**WRITTEN INSTRUCTION**: Pull each line holding the word "Read" from the data.

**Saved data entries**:
┄┄┄┄┄┄┄┄┄┄

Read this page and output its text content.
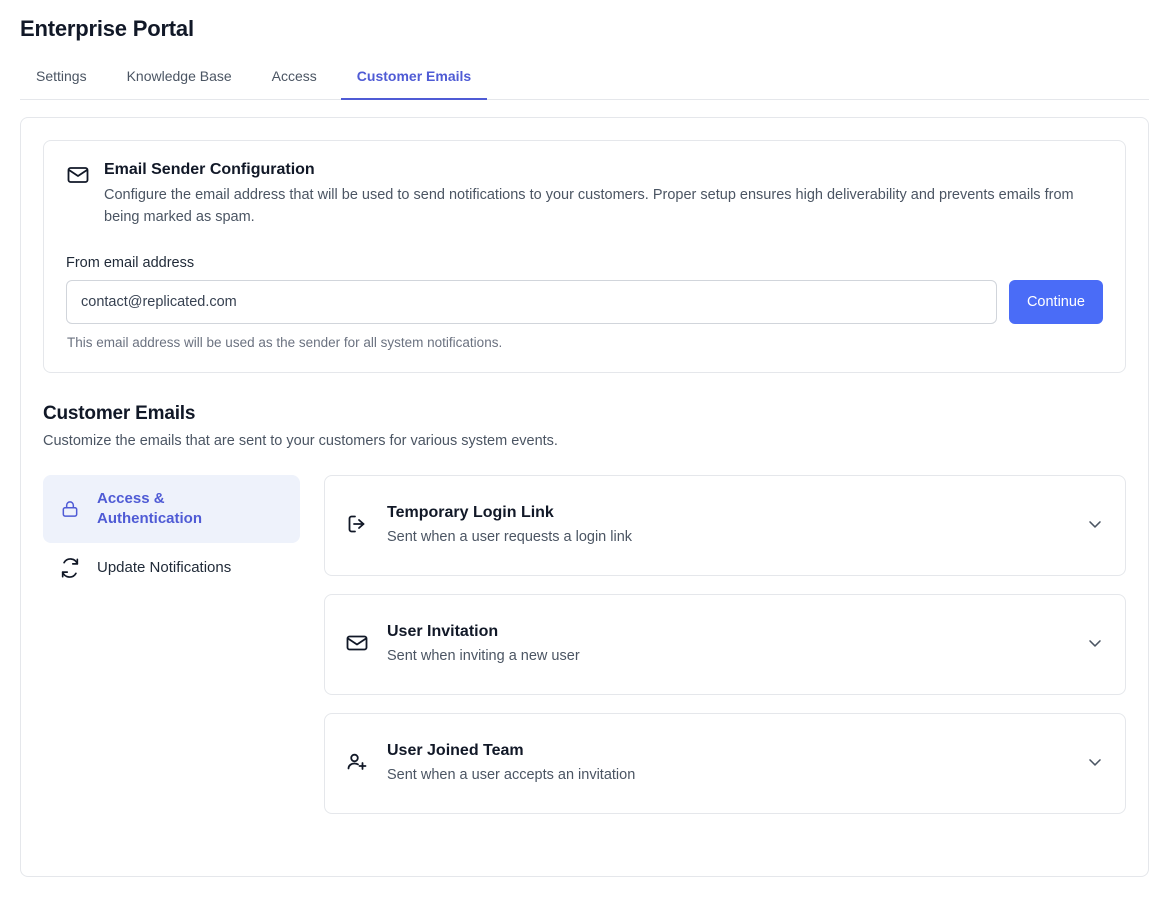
Enterprise Portal
Settings	Knowledge Base	Access	Customer Emails
Email Sender Configuration

Configure the email address that will be used to send notifications to your customers. Proper setup ensures high deliverability and prevents emails from being marked as spam.

From email address
contact@replicated.com
Continue

This email address will be used as the sender for all system notifications.

Customer Emails

Customize the emails that are sent to your customers for various system events.

Access & Authentication
Update Notifications
Temporary Login Link

Sent when a user requests a login link

User Invitation

Sent when inviting a new user

User Joined Team

Sent when a user accepts an invitation
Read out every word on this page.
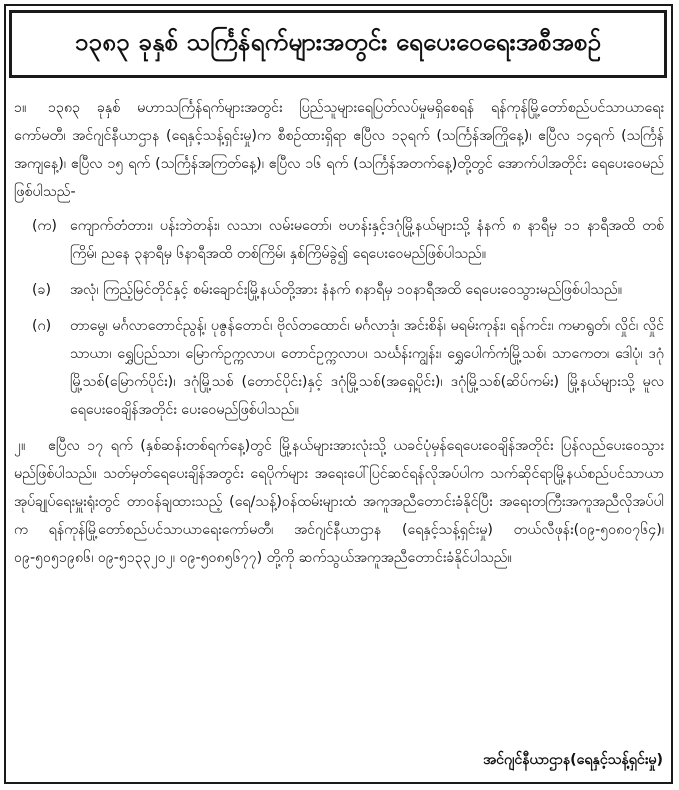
၁၃၈၃ ခုနှစ် သင်္ကြန်ရက်များအတွင်း ရေပေးဝေရေးအစီအစဉ်

၁။ ၁၃၈၃ ခုနှစ် မဟာသင်္ကြန်ရက်များအတွင်း ပြည်သူများရေပြတ်လပ်မှုမရှိစေရန် ရန်ကုန်မြို့တော်စည်ပင်သာယာရေးကော်မတီ၊ အင်ဂျင်နီယာဌာန (ရေနှင့်သန့်ရှင်းမှု)က စီစဉ်ထားရှိရာ ဧပြီလ ၁၃ရက် (သင်္ကြန်အကြိုနေ့)၊ ဧပြီလ ၁၄ရက် (သင်္ကြန်အကျနေ့)၊ ဧပြီလ ၁၅ ရက် (သင်္ကြန်အကြတ်နေ့)၊ ဧပြီလ ၁၆ ရက် (သင်္ကြန်အတက်နေ့)တို့တွင် အောက်ပါအတိုင်း ရေပေးဝေမည်ဖြစ်ပါသည်-

(က) ကျောက်တံတား၊ ပန်းဘဲတန်း၊ လသာ၊ လမ်းမတော်၊ ဗဟန်းနှင့်ဒဂုံမြို့နယ်များသို့ နံနက် ၈ နာရီမှ ၁၁ နာရီအထိ တစ်ကြိမ်၊ ညနေ ၃နာရီမှ ၆နာရီအထိ တစ်ကြိမ်၊ နှစ်ကြိမ်ခွဲ၍ ရေပေးဝေမည်ဖြစ်ပါသည်။
(ခ)	အလုံ၊ ကြည့်မြင်တိုင်နှင့် စမ်းချောင်းမြို့နယ်တို့အား နံနက် ၈နာရီမှ ၁၀နာရီအထိ ရေပေးဝေသွားမည်ဖြစ်ပါသည်။
(ဂ)	တာမွေ၊ မင်္ဂလာတောင်ညွန့်၊ ပုဇွန်တောင်၊ ဗိုလ်တထောင်၊ မင်္ဂလာဒုံ၊ အင်းစိန်၊ မရမ်းကုန်း၊ ရန်ကင်း၊ ကမာရွတ်၊ လှိုင်၊ လှိုင်သာယာ၊ ရွှေပြည်သာ၊ မြောက်ဥက္ကလာပ၊ တောင်ဥက္ကလာပ၊ သင်္ဃန်းကျွန်း၊ ရွှေပေါက်ကံမြို့သစ်၊ သာကေတ၊ ဒေါပုံ၊ ဒဂုံမြို့သစ်(မြောက်ပိုင်း)၊ ဒဂုံမြို့သစ် (တောင်ပိုင်း)နှင့် ဒဂုံမြို့သစ်(အရှေ့ပိုင်း)၊ ဒဂုံမြို့သစ်(ဆိပ်ကမ်း) မြို့နယ်များသို့ မူလရေပေးဝေချိန်အတိုင်း ပေးဝေမည်ဖြစ်ပါသည်။

၂။ ဧပြီလ ၁၇ ရက် (နှစ်ဆန်းတစ်ရက်နေ့)တွင် မြို့နယ်များအားလုံးသို့ ယခင်ပုံမှန်ရေပေးဝေချိန်အတိုင်း ပြန်လည်ပေးဝေသွားမည်ဖြစ်ပါသည်။ သတ်မှတ်ရေပေးချိန်အတွင်း ရေပိုက်များ အရေးပေါ်ပြင်ဆင်ရန်လိုအပ်ပါက သက်ဆိုင်ရာမြို့နယ်စည်ပင်သာယာအုပ်ချုပ်ရေးမှူးရုံးတွင် တာဝန်ချထားသည့် (ရေ/သန့်)ဝန်ထမ်းများထံ အကူအညီတောင်းခံနိုင်ပြီး အရေးတကြီးအကူအညီလိုအပ်ပါက ရန်ကုန်မြို့တော်စည်ပင်သာယာရေးကော်မတီ၊ အင်ဂျင်နီယာဌာန (ရေနှင့်သန့်ရှင်းမှု) တယ်လီဖုန်း(၀၉-၅၀၈၀၇၆၄)၊ ၀၉-၅၀၅၁၉၈၆၊ ၀၉-၅၁၃၃၂၀၂၊ ၀၉-၅၀၈၅၆၇၇) တို့ကို ဆက်သွယ်အကူအညီတောင်းခံနိုင်ပါသည်။

အင်ဂျင်နီယာဌာန(ရေနှင့်သန့်ရှင်းမှု)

┄┄┄┄┄┄┄┄┄┄

**FINAL RESULT**:
Read this page and output its text content.
Read out every word on this page.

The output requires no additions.